(Entries taken from a collection)
----------

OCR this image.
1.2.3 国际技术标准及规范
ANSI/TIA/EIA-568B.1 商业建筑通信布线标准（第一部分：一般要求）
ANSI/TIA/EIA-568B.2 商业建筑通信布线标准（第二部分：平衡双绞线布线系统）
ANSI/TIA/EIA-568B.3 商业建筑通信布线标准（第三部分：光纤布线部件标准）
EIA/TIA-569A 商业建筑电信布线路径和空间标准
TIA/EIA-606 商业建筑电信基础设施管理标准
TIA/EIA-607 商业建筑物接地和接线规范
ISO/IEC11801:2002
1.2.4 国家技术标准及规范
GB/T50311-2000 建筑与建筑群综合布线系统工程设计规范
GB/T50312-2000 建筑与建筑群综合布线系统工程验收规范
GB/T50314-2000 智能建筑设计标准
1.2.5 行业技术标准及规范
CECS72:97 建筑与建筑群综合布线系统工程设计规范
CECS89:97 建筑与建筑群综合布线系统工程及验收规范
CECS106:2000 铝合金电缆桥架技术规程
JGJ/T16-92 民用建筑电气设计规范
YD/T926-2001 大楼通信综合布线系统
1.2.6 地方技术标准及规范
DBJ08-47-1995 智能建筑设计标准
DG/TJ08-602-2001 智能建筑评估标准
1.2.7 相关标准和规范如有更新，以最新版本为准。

----------

* EXERCISE PROMPT
Wherever "ANSI" shows up in a line, copy that line.

* OUTPUT BELOW
ANSI/TIA/EIA-568B.1 商业建筑通信布线标准（第一部分：一般要求）
ANSI/TIA/EIA-568B.2 商业建筑通信布线标准（第二部分：平衡双绞线布线系统）
ANSI/TIA/EIA-568B.3 商业建筑通信布线标准（第三部分：光纤布线部件标准）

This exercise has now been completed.